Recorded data
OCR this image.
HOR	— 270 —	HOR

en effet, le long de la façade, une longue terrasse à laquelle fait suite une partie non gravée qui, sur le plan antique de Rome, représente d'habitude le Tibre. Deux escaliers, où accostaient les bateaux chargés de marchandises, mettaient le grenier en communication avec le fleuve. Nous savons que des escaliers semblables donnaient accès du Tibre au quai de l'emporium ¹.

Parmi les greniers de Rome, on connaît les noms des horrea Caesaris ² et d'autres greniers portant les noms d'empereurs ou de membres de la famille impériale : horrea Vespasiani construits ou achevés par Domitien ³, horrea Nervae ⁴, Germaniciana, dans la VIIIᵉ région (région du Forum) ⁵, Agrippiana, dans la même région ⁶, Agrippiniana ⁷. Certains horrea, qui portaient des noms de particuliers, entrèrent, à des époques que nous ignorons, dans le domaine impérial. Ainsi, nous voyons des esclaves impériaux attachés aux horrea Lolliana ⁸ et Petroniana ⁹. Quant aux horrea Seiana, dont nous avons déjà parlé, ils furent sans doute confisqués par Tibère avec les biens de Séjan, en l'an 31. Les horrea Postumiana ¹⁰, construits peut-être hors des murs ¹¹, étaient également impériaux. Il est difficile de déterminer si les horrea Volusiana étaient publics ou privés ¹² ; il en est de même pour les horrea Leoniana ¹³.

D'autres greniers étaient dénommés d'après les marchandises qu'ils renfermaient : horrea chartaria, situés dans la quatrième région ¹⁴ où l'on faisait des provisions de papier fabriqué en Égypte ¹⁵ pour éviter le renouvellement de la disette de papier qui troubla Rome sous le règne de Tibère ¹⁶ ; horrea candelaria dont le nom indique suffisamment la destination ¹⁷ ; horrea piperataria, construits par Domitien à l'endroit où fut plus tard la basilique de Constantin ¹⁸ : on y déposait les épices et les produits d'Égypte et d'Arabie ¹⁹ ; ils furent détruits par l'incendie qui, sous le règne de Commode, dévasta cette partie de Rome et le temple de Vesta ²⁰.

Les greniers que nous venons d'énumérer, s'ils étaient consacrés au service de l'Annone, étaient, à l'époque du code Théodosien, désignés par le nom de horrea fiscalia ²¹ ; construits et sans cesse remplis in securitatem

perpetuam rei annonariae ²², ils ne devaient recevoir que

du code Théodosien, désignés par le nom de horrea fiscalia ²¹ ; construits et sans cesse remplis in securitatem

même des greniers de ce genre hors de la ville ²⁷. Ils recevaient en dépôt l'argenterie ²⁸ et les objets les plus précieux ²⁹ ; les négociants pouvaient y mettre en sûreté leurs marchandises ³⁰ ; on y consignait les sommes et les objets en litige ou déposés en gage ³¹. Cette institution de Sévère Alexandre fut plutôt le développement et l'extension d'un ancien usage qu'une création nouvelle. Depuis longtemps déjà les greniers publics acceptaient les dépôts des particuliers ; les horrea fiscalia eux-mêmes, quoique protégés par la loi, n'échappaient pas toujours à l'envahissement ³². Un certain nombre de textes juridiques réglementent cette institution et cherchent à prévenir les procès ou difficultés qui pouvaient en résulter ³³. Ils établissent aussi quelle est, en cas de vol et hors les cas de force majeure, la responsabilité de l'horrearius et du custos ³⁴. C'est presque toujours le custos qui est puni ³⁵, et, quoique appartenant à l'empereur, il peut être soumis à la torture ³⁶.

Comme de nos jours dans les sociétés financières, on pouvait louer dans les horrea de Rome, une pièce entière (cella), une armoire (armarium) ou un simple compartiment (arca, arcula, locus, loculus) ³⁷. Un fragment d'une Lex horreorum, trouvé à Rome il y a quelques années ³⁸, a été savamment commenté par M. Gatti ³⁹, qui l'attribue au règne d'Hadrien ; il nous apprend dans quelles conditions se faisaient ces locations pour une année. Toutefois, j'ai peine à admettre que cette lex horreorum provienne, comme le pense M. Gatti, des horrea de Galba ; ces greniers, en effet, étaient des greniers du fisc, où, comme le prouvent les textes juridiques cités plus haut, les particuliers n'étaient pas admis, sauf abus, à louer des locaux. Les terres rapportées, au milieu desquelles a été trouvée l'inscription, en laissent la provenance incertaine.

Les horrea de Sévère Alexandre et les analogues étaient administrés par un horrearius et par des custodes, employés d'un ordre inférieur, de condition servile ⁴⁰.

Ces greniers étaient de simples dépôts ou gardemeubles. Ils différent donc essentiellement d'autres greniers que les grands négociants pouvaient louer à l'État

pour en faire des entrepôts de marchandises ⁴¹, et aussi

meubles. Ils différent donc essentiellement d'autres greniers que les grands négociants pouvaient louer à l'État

To be done
Restate the data above word for word.

Written answer
OCR this image.
HOR	— 270 —	HOR

en effet, le long de la façade, une longue terrasse à laquelle fait suite une partie non gravée qui, sur le plan antique de Rome, représente d'habitude le Tibre. Deux escaliers, où accostaient les bateaux chargés de marchandises, mettaient le grenier en communication avec le fleuve. Nous savons que des escaliers semblables donnaient accès du Tibre au quai de l'emporium ¹.

Parmi les greniers de Rome, on connaît les noms des horrea Caesaris ² et d'autres greniers portant les noms d'empereurs ou de membres de la famille impériale : horrea Vespasiani construits ou achevés par Domitien ³, horrea Nervae ⁴, Germaniciana, dans la VIIIᵉ région (région du Forum) ⁵, Agrippiana, dans la même région ⁶, Agrippiniana ⁷. Certains horrea, qui portaient des noms de particuliers, entrèrent, à des époques que nous ignorons, dans le domaine impérial. Ainsi, nous voyons des esclaves impériaux attachés aux horrea Lolliana ⁸ et Petroniana ⁹. Quant aux horrea Seiana, dont nous avons déjà parlé, ils furent sans doute confisqués par Tibère avec les biens de Séjan, en l'an 31. Les horrea Postumiana ¹⁰, construits peut-être hors des murs ¹¹, étaient également impériaux. Il est difficile de déterminer si les horrea Volusiana étaient publics ou privés ¹² ; il en est de même pour les horrea Leoniana ¹³.

D'autres greniers étaient dénommés d'après les marchandises qu'ils renfermaient : horrea chartaria, situés dans la quatrième région ¹⁴ où l'on faisait des provisions de papier fabriqué en Égypte ¹⁵ pour éviter le renouvellement de la disette de papier qui troubla Rome sous le règne de Tibère ¹⁶ ; horrea candelaria dont le nom indique suffisamment la destination ¹⁷ ; horrea piperataria, construits par Domitien à l'endroit où fut plus tard la basilique de Constantin ¹⁸ : on y déposait les épices et les produits d'Égypte et d'Arabie ¹⁹ ; ils furent détruits par l'incendie qui, sous le règne de Commode, dévasta cette partie de Rome et le temple de Vesta ²⁰.

Les greniers que nous venons d'énumérer, s'ils étaient consacrés au service de l'Annone, étaient, à l'époque du code Théodosien, désignés par le nom de horrea fiscalia ²¹ ; construits et sans cesse remplis in securitatem

perpetuam rei annonariae ²², ils ne devaient recevoir que

du code Théodosien, désignés par le nom de horrea fiscalia ²¹ ; construits et sans cesse remplis in securitatem

même des greniers de ce genre hors de la ville ²⁷. Ils recevaient en dépôt l'argenterie ²⁸ et les objets les plus précieux ²⁹ ; les négociants pouvaient y mettre en sûreté leurs marchandises ³⁰ ; on y consignait les sommes et les objets en litige ou déposés en gage ³¹. Cette institution de Sévère Alexandre fut plutôt le développement et l'extension d'un ancien usage qu'une création nouvelle. Depuis longtemps déjà les greniers publics acceptaient les dépôts des particuliers ; les horrea fiscalia eux-mêmes, quoique protégés par la loi, n'échappaient pas toujours à l'envahissement ³². Un certain nombre de textes juridiques réglementent cette institution et cherchent à prévenir les procès ou difficultés qui pouvaient en résulter ³³. Ils établissent aussi quelle est, en cas de vol et hors les cas de force majeure, la responsabilité de l'horrearius et du custos ³⁴. C'est presque toujours le custos qui est puni ³⁵, et, quoique appartenant à l'empereur, il peut être soumis à la torture ³⁶.

Comme de nos jours dans les sociétés financières, on pouvait louer dans les horrea de Rome, une pièce entière (cella), une armoire (armarium) ou un simple compartiment (arca, arcula, locus, loculus) ³⁷. Un fragment d'une Lex horreorum, trouvé à Rome il y a quelques années ³⁸, a été savamment commenté par M. Gatti ³⁹, qui l'attribue au règne d'Hadrien ; il nous apprend dans quelles conditions se faisaient ces locations pour une année. Toutefois, j'ai peine à admettre que cette lex horreorum provienne, comme le pense M. Gatti, des horrea de Galba ; ces greniers, en effet, étaient des greniers du fisc, où, comme le prouvent les textes juridiques cités plus haut, les particuliers n'étaient pas admis, sauf abus, à louer des locaux. Les terres rapportées, au milieu desquelles a été trouvée l'inscription, en laissent la provenance incertaine.

Les horrea de Sévère Alexandre et les analogues étaient administrés par un horrearius et par des custodes, employés d'un ordre inférieur, de condition servile ⁴⁰.

Ces greniers étaient de simples dépôts ou gardemeubles. Ils différent donc essentiellement d'autres greniers que les grands négociants pouvaient louer à l'État

pour en faire des entrepôts de marchandises ⁴¹, et aussi

meubles. Ils différent donc essentiellement d'autres greniers que les grands négociants pouvaient louer à l'État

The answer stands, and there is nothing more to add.